▸ Written request
Identify, in the records below, every line where the string "this" appears, and copy each such line.

▸ Information supplied
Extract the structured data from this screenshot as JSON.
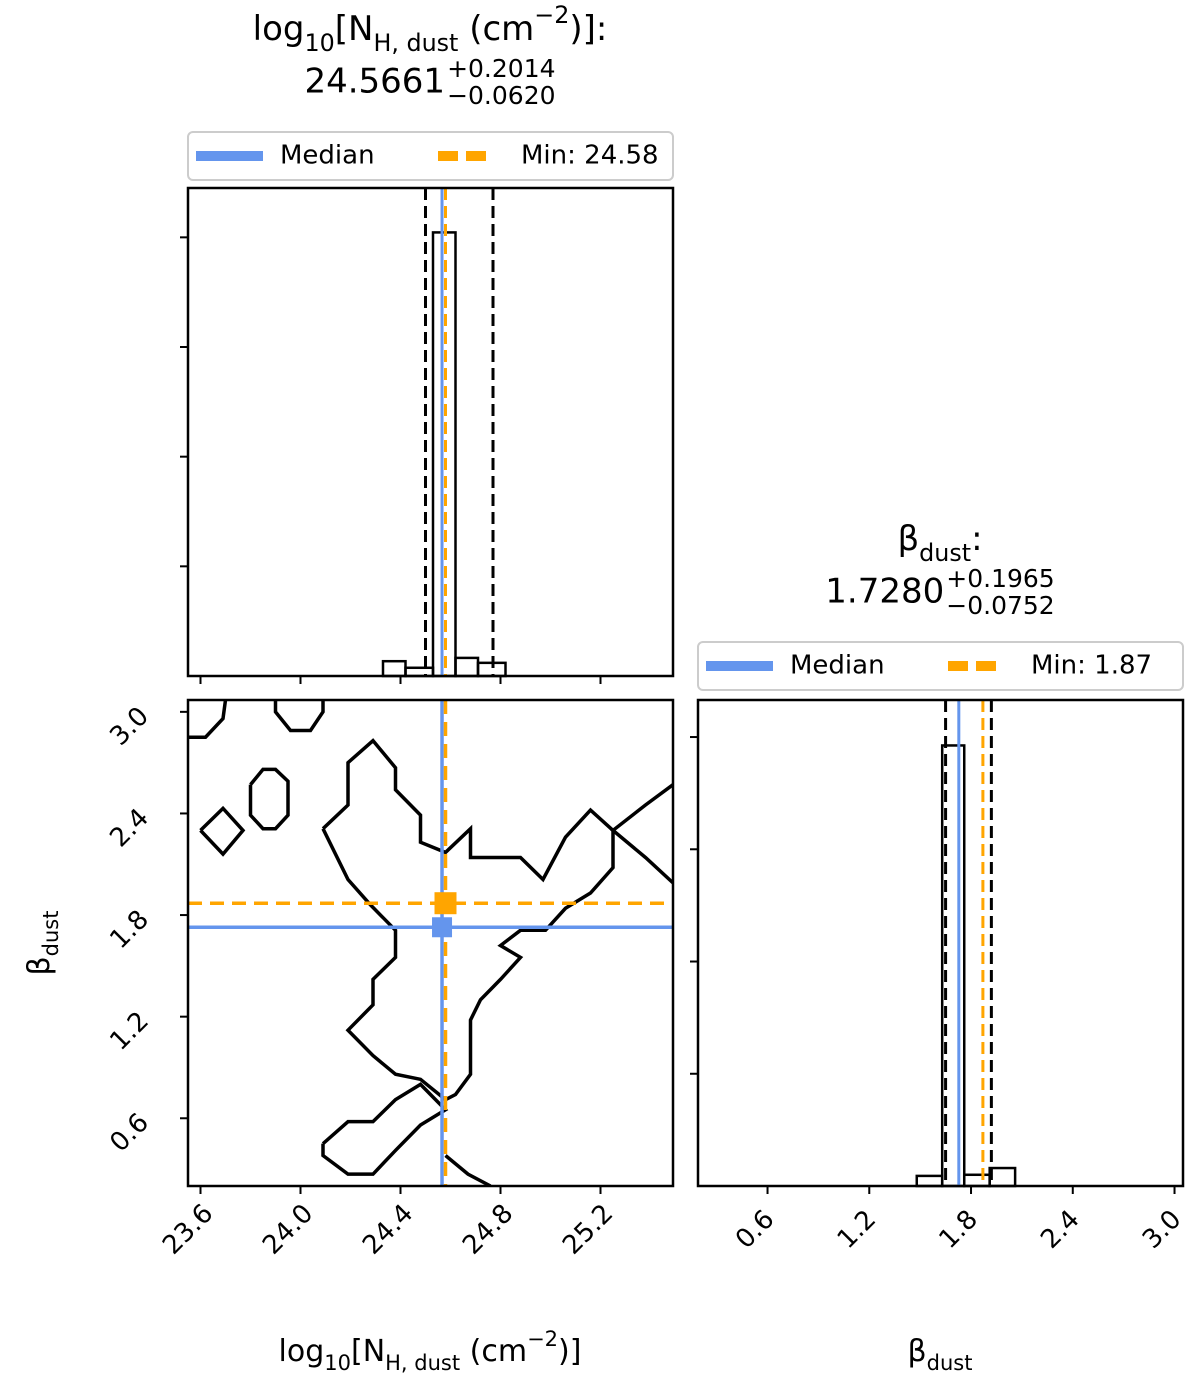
{
  "chart_data": [
    {
      "type": "histogram",
      "title": [
        {
          "text": "log"
        },
        {
          "sub": "10"
        },
        {
          "text": "[N"
        },
        {
          "sub": "H, dust"
        },
        {
          "text": " (cm"
        },
        {
          "sup": "−2"
        },
        {
          "text": ")]:"
        }
      ],
      "median": {
        "value": 24.5661,
        "label": "24.5661"
      },
      "err_plus": {
        "value": 0.2014,
        "label": "+0.2014"
      },
      "err_minus": {
        "value": 0.062,
        "label": "−0.0620"
      },
      "legend": [
        {
          "name": "Median",
          "color": "#6495ED",
          "style": "solid"
        },
        {
          "name": "Min: 24.58",
          "color": "#FFA500",
          "style": "dashed"
        }
      ],
      "min": 24.58,
      "quantiles": [
        24.5,
        24.77
      ],
      "bins": [
        24.33,
        24.42,
        24.53,
        24.62,
        24.71,
        24.82
      ],
      "counts": [
        0.027,
        0.015,
        0.809,
        0.033,
        0.024
      ],
      "xlim": [
        23.55,
        25.49
      ],
      "ylim": [
        0,
        0.89
      ],
      "xticks": [
        23.6,
        24,
        24.4,
        24.8,
        25.2
      ],
      "yticks": [
        0.2,
        0.4,
        0.6,
        0.8
      ],
      "xticklabels": false,
      "yticklabels": false
    },
    {
      "type": "contour",
      "xlabel": [
        {
          "text": "log"
        },
        {
          "sub": "10"
        },
        {
          "text": "[N"
        },
        {
          "sub": "H, dust"
        },
        {
          "text": " (cm"
        },
        {
          "sup": "−2"
        },
        {
          "text": ")]"
        }
      ],
      "ylabel": [
        {
          "text": "β"
        },
        {
          "sub": "dust"
        }
      ],
      "color": "#000000",
      "contours": [
        {
          "x": [
            23.55,
            23.62,
            23.69,
            23.7
          ],
          "y": [
            2.85,
            2.85,
            2.96,
            3.07
          ]
        },
        {
          "x": [
            23.9,
            23.9,
            23.96,
            24.04,
            24.09,
            24.09
          ],
          "y": [
            3.07,
            3.0,
            2.89,
            2.89,
            3.0,
            3.07
          ]
        },
        {
          "x": [
            23.8,
            23.85,
            23.9,
            23.95,
            23.95,
            23.9,
            23.85,
            23.8,
            23.8
          ],
          "y": [
            2.57,
            2.66,
            2.66,
            2.59,
            2.39,
            2.31,
            2.31,
            2.39,
            2.57
          ]
        },
        {
          "x": [
            23.6,
            23.69,
            23.77,
            23.69,
            23.6
          ],
          "y": [
            2.3,
            2.43,
            2.3,
            2.16,
            2.3
          ]
        },
        {
          "x": [
            24.09,
            24.19,
            24.19,
            24.29,
            24.38,
            24.38,
            24.48,
            24.48,
            24.58,
            24.68,
            24.68,
            24.88,
            24.97,
            25.06,
            25.16,
            25.25,
            25.25,
            25.16,
            25.06,
            24.98,
            24.88,
            24.8,
            24.88,
            24.8,
            24.72,
            24.68,
            24.68,
            24.62,
            24.58,
            24.48,
            24.38,
            24.29,
            24.19,
            24.29,
            24.29,
            24.38,
            24.38,
            24.28,
            24.19,
            24.09
          ],
          "y": [
            2.31,
            2.45,
            2.7,
            2.83,
            2.67,
            2.54,
            2.39,
            2.23,
            2.17,
            2.31,
            2.14,
            2.14,
            2.01,
            2.26,
            2.42,
            2.3,
            2.08,
            1.93,
            1.84,
            1.71,
            1.71,
            1.62,
            1.55,
            1.42,
            1.3,
            1.18,
            0.86,
            0.74,
            0.71,
            0.83,
            0.86,
            0.97,
            1.12,
            1.27,
            1.42,
            1.55,
            1.71,
            1.86,
            2.01,
            2.31
          ]
        },
        {
          "x": [
            24.09,
            24.19,
            24.29,
            24.38,
            24.48,
            24.58,
            24.48,
            24.38,
            24.29,
            24.19,
            24.09,
            24.09
          ],
          "y": [
            0.45,
            0.58,
            0.58,
            0.71,
            0.8,
            0.65,
            0.56,
            0.41,
            0.27,
            0.27,
            0.38,
            0.45
          ]
        },
        {
          "x": [
            24.58,
            24.67,
            24.76
          ],
          "y": [
            0.38,
            0.27,
            0.2
          ]
        },
        {
          "x": [
            25.49,
            25.38,
            25.25,
            25.38,
            25.49
          ],
          "y": [
            2.57,
            2.45,
            2.3,
            2.14,
            1.99
          ]
        }
      ],
      "xlim": [
        23.55,
        25.49
      ],
      "ylim": [
        0.2,
        3.07
      ],
      "xticks": [
        23.6,
        {
          "value": 24,
          "label": "24.0"
        },
        24.4,
        24.8,
        25.2
      ],
      "yticks": [
        0.6,
        1.2,
        1.8,
        2.4,
        {
          "value": 3,
          "label": "3.0"
        }
      ]
    },
    {
      "type": "histogram",
      "title": [
        {
          "text": "β"
        },
        {
          "sub": "dust"
        },
        {
          "text": ":"
        }
      ],
      "median": {
        "value": 1.728,
        "label": "1.7280"
      },
      "err_plus": {
        "value": 0.1965,
        "label": "+0.1965"
      },
      "err_minus": {
        "value": 0.0752,
        "label": "−0.0752"
      },
      "legend": [
        {
          "name": "Median",
          "color": "#6495ED",
          "style": "solid"
        },
        {
          "name": "Min: 1.87",
          "color": "#FFA500",
          "style": "dashed"
        }
      ],
      "min": 1.87,
      "quantiles": [
        1.65,
        1.92
      ],
      "bins": [
        1.48,
        1.63,
        1.76,
        1.91,
        2.06
      ],
      "counts": [
        0.018,
        0.785,
        0.02,
        0.032
      ],
      "xlim": [
        0.19,
        3.05
      ],
      "ylim": [
        0,
        0.866
      ],
      "xticks": [
        0.6,
        1.2,
        1.8,
        2.4,
        {
          "value": 3,
          "label": "3.0"
        }
      ],
      "yticks": [
        0.2,
        0.4,
        0.6,
        0.8
      ],
      "xlabel": [
        {
          "text": "β"
        },
        {
          "sub": "dust"
        }
      ],
      "xticklabels": true,
      "yticklabels": false
    }
  ]
}
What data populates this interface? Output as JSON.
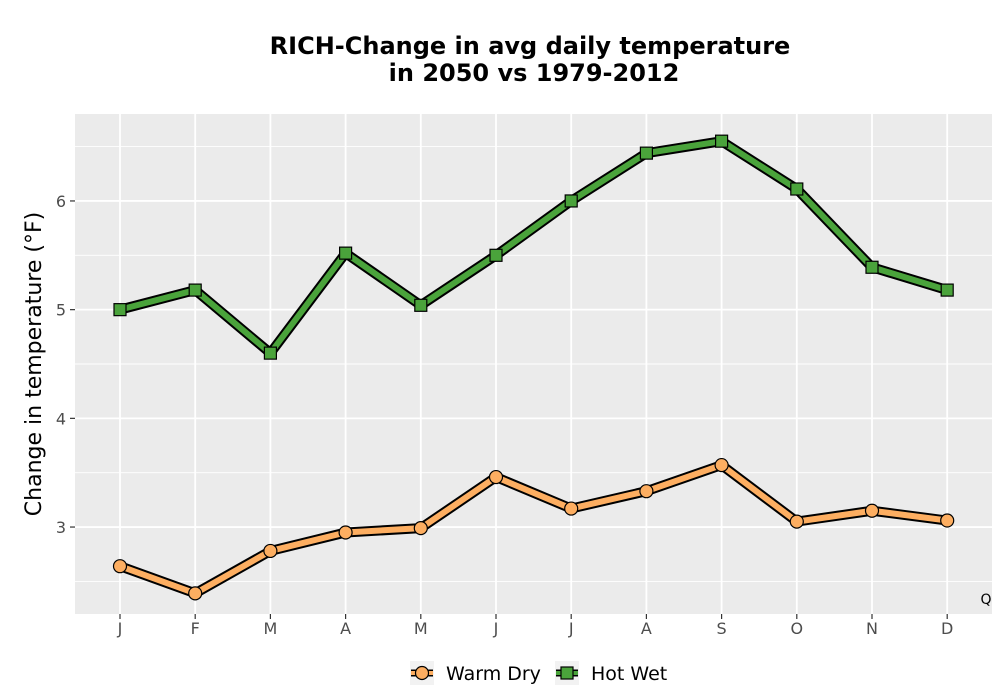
{
  "chart_data": {
    "type": "line",
    "title_lines": [
      "RICH-Change in avg daily temperature",
      "in 2050 vs 1979-2012"
    ],
    "xlabel": "",
    "ylabel": "Change in temperature (°F)",
    "categories": [
      "J",
      "F",
      "M",
      "A",
      "M",
      "J",
      "J",
      "A",
      "S",
      "O",
      "N",
      "D"
    ],
    "ylim": [
      2.2,
      6.8
    ],
    "yticks": [
      3,
      4,
      5,
      6
    ],
    "grid": true,
    "legend_position": "bottom",
    "corner_label": "Q",
    "series": [
      {
        "name": "Warm Dry",
        "marker": "circle",
        "color": "#fdae61",
        "values": [
          2.64,
          2.39,
          2.78,
          2.95,
          2.99,
          3.46,
          3.17,
          3.33,
          3.57,
          3.05,
          3.15,
          3.06
        ]
      },
      {
        "name": "Hot Wet",
        "marker": "square",
        "color": "#4aa33b",
        "values": [
          5.0,
          5.18,
          4.6,
          5.52,
          5.04,
          5.5,
          6.0,
          6.44,
          6.55,
          6.11,
          5.39,
          5.18
        ]
      }
    ]
  },
  "colors": {
    "panel_background": "#ebebeb",
    "grid_line": "#ffffff",
    "outline": "#000000"
  }
}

▸ Answer to the task
Extract the structured data from this screenshot as JSON.
What data populates this interface? Output as JSON.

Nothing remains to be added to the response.